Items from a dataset
----

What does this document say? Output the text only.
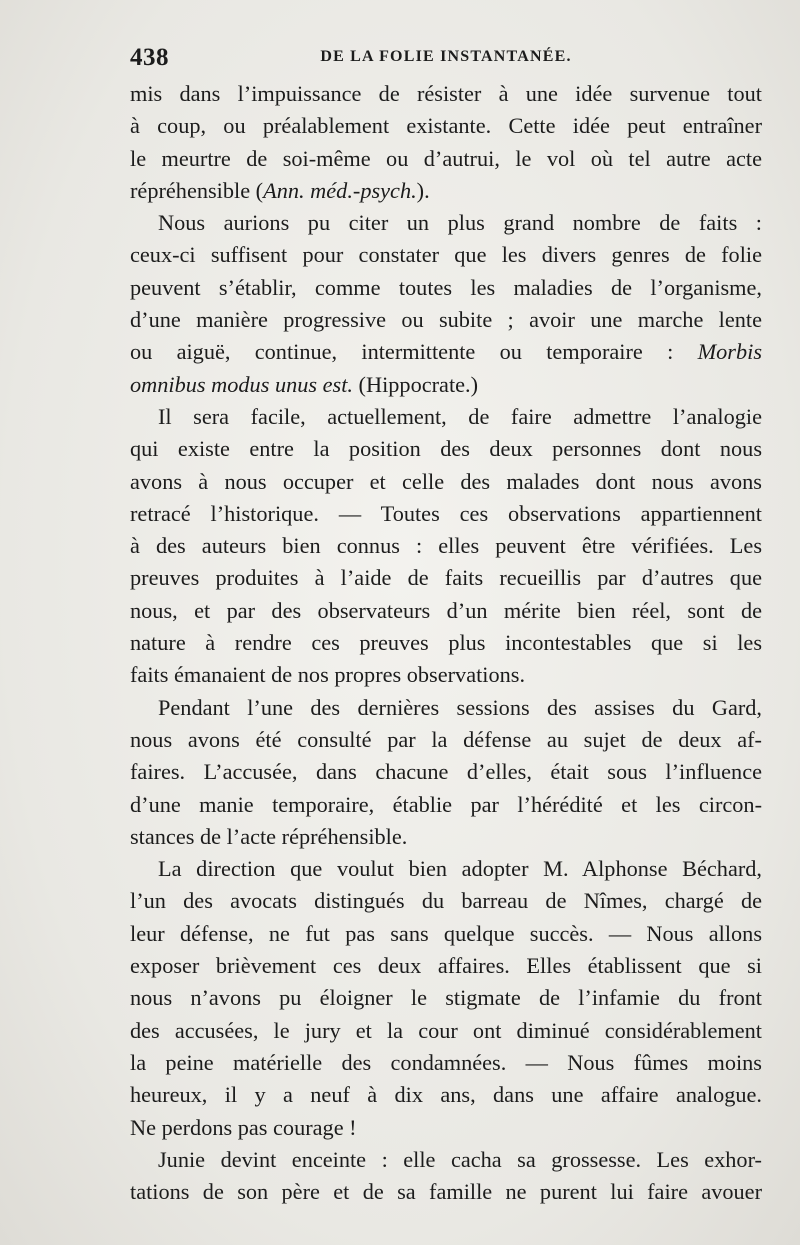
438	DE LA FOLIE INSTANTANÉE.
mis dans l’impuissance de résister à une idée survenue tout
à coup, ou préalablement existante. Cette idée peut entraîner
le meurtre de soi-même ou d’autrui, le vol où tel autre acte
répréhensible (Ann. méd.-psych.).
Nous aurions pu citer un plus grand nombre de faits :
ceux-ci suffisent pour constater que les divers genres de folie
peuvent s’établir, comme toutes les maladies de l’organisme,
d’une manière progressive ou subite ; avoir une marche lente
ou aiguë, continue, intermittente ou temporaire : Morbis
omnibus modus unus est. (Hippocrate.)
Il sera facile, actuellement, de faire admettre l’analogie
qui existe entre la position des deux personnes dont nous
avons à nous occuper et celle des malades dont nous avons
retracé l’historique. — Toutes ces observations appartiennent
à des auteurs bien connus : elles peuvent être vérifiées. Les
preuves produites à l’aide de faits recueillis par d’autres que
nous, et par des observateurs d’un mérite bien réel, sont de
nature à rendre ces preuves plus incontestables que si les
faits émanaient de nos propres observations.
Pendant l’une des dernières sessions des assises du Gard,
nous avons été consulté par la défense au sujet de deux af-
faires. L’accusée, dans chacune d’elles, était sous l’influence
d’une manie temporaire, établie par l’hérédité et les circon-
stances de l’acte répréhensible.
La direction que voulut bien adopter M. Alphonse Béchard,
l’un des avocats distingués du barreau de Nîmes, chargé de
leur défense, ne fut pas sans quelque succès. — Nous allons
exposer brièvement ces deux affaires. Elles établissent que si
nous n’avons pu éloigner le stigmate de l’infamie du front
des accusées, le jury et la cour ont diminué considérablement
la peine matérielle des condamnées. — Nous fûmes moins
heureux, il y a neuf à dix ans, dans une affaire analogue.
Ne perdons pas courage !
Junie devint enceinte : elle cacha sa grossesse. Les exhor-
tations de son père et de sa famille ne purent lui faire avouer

----

#### [Task prompt]
Word for word, quote the lines above. Omit the pictures.

#### [Output of the task]
What does this document say? Output the text only.
438	DE LA FOLIE INSTANTANÉE.
mis dans l’impuissance de résister à une idée survenue tout
à coup, ou préalablement existante. Cette idée peut entraîner
le meurtre de soi-même ou d’autrui, le vol où tel autre acte
répréhensible (Ann. méd.-psych.).
Nous aurions pu citer un plus grand nombre de faits :
ceux-ci suffisent pour constater que les divers genres de folie
peuvent s’établir, comme toutes les maladies de l’organisme,
d’une manière progressive ou subite ; avoir une marche lente
ou aiguë, continue, intermittente ou temporaire : Morbis
omnibus modus unus est. (Hippocrate.)
Il sera facile, actuellement, de faire admettre l’analogie
qui existe entre la position des deux personnes dont nous
avons à nous occuper et celle des malades dont nous avons
retracé l’historique. — Toutes ces observations appartiennent
à des auteurs bien connus : elles peuvent être vérifiées. Les
preuves produites à l’aide de faits recueillis par d’autres que
nous, et par des observateurs d’un mérite bien réel, sont de
nature à rendre ces preuves plus incontestables que si les
faits émanaient de nos propres observations.
Pendant l’une des dernières sessions des assises du Gard,
nous avons été consulté par la défense au sujet de deux af-
faires. L’accusée, dans chacune d’elles, était sous l’influence
d’une manie temporaire, établie par l’hérédité et les circon-
stances de l’acte répréhensible.
La direction que voulut bien adopter M. Alphonse Béchard,
l’un des avocats distingués du barreau de Nîmes, chargé de
leur défense, ne fut pas sans quelque succès. — Nous allons
exposer brièvement ces deux affaires. Elles établissent que si
nous n’avons pu éloigner le stigmate de l’infamie du front
des accusées, le jury et la cour ont diminué considérablement
la peine matérielle des condamnées. — Nous fûmes moins
heureux, il y a neuf à dix ans, dans une affaire analogue.
Ne perdons pas courage !
Junie devint enceinte : elle cacha sa grossesse. Les exhor-
tations de son père et de sa famille ne purent lui faire avouer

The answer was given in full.